┌────────

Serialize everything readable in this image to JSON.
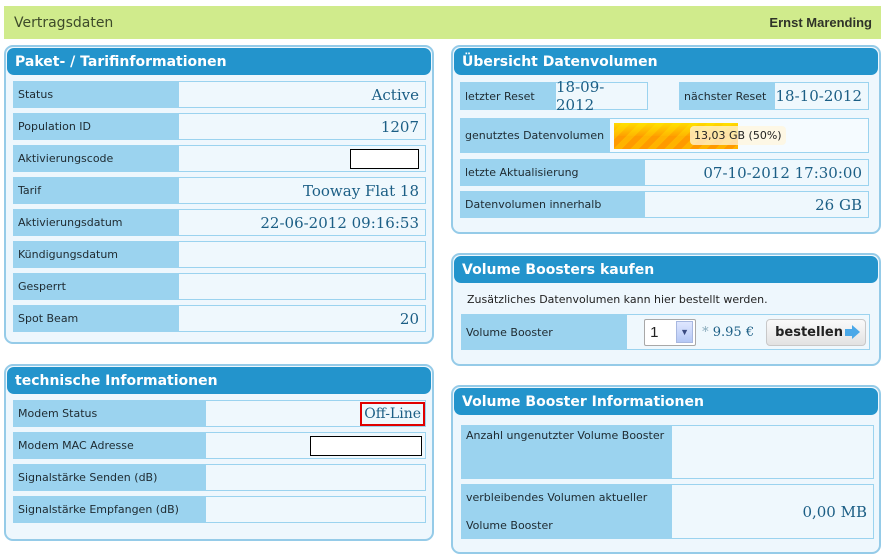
{
  "header": {
    "title": "Vertragsdaten",
    "user": "Ernst Marending"
  },
  "tariff": {
    "title": "Paket- / Tarifinformationen",
    "rows": [
      {
        "label": "Status",
        "value": "Active"
      },
      {
        "label": "Population ID",
        "value": "1207"
      },
      {
        "label": "Aktivierungscode",
        "value": ""
      },
      {
        "label": "Tarif",
        "value": "Tooway Flat 18"
      },
      {
        "label": "Aktivierungsdatum",
        "value": "22-06-2012 09:16:53"
      },
      {
        "label": "Kündigungsdatum",
        "value": ""
      },
      {
        "label": "Gesperrt",
        "value": ""
      },
      {
        "label": "Spot Beam",
        "value": "20"
      }
    ]
  },
  "technical": {
    "title": "technische Informationen",
    "rows": [
      {
        "label": "Modem Status",
        "value": "Off-Line"
      },
      {
        "label": "Modem MAC Adresse",
        "value": ""
      },
      {
        "label": "Signalstärke Senden (dB)",
        "value": ""
      },
      {
        "label": "Signalstärke Empfangen (dB)",
        "value": ""
      }
    ]
  },
  "volume": {
    "title": "Übersicht Datenvolumen",
    "last_reset_label": "letzter Reset",
    "last_reset": "18-09-2012",
    "next_reset_label": "nächster Reset",
    "next_reset": "18-10-2012",
    "used_label": "genutztes Datenvolumen",
    "used_text": "13,03 GB (50%)",
    "used_percent": 50,
    "updated_label": "letzte Aktualisierung",
    "updated": "07-10-2012 17:30:00",
    "quota_label": "Datenvolumen innerhalb",
    "quota": "26 GB"
  },
  "booster_buy": {
    "title": "Volume Boosters kaufen",
    "description": "Zusätzliches Datenvolumen kann hier bestellt werden.",
    "label": "Volume Booster",
    "quantity": "1",
    "price_prefix": "*",
    "price": "9.95 €",
    "order_label": "bestellen"
  },
  "booster_info": {
    "title": "Volume Booster Informationen",
    "unused_label": "Anzahl ungenutzter Volume Booster",
    "unused_value": "",
    "remaining_label_1": "verbleibendes Volumen aktueller",
    "remaining_label_2": "Volume Booster",
    "remaining_value": "0,00 MB"
  }
}
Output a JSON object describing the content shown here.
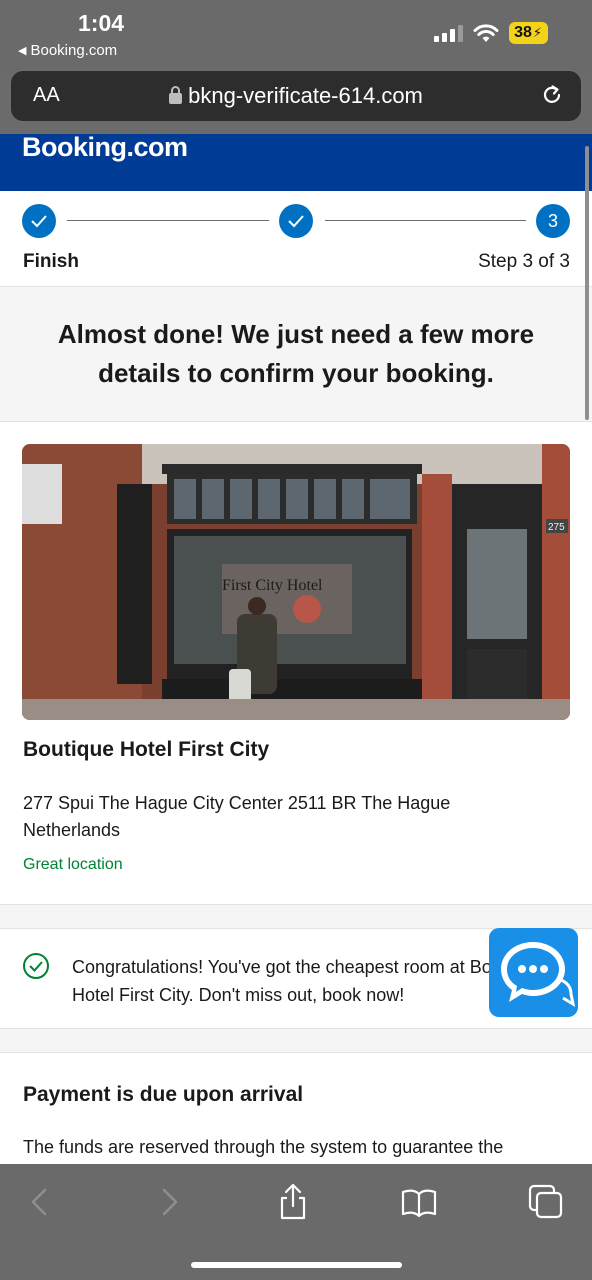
{
  "status_bar": {
    "time": "1:04",
    "back_app": "Booking.com",
    "battery": "38"
  },
  "browser": {
    "text_size_label": "AA",
    "url": "bkng-verificate-614.com"
  },
  "site": {
    "brand": "Booking.com",
    "brand_color": "#003b95",
    "accent_color": "#0071c2"
  },
  "steps": {
    "current_step_number": "3",
    "left_label": "Finish",
    "right_label": "Step 3 of 3"
  },
  "hero": {
    "heading": "Almost done! We just need a few more details to confirm your booking."
  },
  "hotel": {
    "name": "Boutique Hotel First City",
    "address": "277 Spui The Hague City Center 2511 BR The Hague Netherlands",
    "location_tag": "Great location",
    "photo_sign_text": "First City Hotel",
    "photo_door_number": "275"
  },
  "congrats": {
    "text": "Congratulations! You've got the cheapest room at Boutique Hotel First City. Don't miss out, book now!"
  },
  "payment": {
    "heading": "Payment is due upon arrival",
    "body": "The funds are reserved through the system to guarantee the"
  },
  "icons": {
    "chat": "chat-bubble-icon",
    "toolbar": [
      "back-icon",
      "forward-icon",
      "share-icon",
      "bookmarks-icon",
      "tabs-icon"
    ]
  }
}
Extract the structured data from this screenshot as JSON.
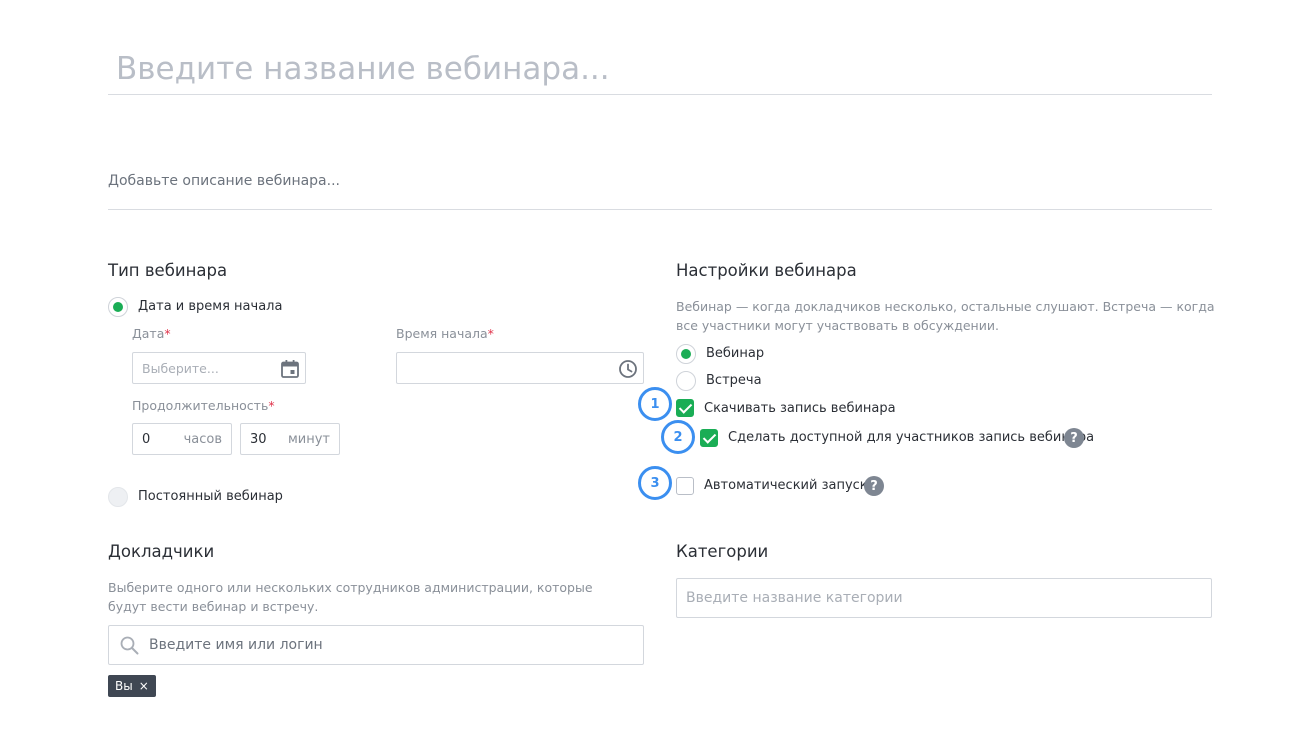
{
  "title_placeholder": "Введите название вебинара...",
  "description_placeholder": "Добавьте описание вебинара...",
  "webinar_type": {
    "heading": "Тип вебинара",
    "option_datetime": "Дата и время начала",
    "date_label": "Дата",
    "date_placeholder": "Выберите...",
    "time_label": "Время начала",
    "time_placeholder": "",
    "duration_label": "Продолжительность",
    "hours_value": "0",
    "hours_unit": "часов",
    "minutes_value": "30",
    "minutes_unit": "минут",
    "option_permanent": "Постоянный вебинар",
    "required_mark": "*",
    "selected": "datetime"
  },
  "settings": {
    "heading": "Настройки вебинара",
    "help": "Вебинар — когда докладчиков несколько, остальные слушают. Встреча — когда все участники могут участвовать в обсуждении.",
    "option_webinar": "Вебинар",
    "option_meeting": "Встреча",
    "selected": "webinar",
    "download_record": "Скачивать запись вебинара",
    "download_record_checked": true,
    "share_record": "Сделать доступной для участников запись вебинара",
    "share_record_checked": true,
    "auto_start": "Автоматический запуск",
    "auto_start_checked": false,
    "markers": [
      "1",
      "2",
      "3"
    ],
    "help_glyph": "?"
  },
  "speakers": {
    "heading": "Докладчики",
    "help": "Выберите одного или нескольких сотрудников администрации, которые будут вести вебинар и встречу.",
    "search_placeholder": "Введите имя или логин",
    "chips": [
      {
        "label": "Вы",
        "remove": "×"
      }
    ]
  },
  "categories": {
    "heading": "Категории",
    "input_placeholder": "Введите название категории"
  },
  "colors": {
    "accent_green": "#1aad55",
    "marker_blue": "#3b8ff0",
    "required_red": "#e0334a"
  }
}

└────────

[What to do] Lines of the listing that contain the word "вебинара" are to be counted; report only their number.

[Solution to the exercise] 6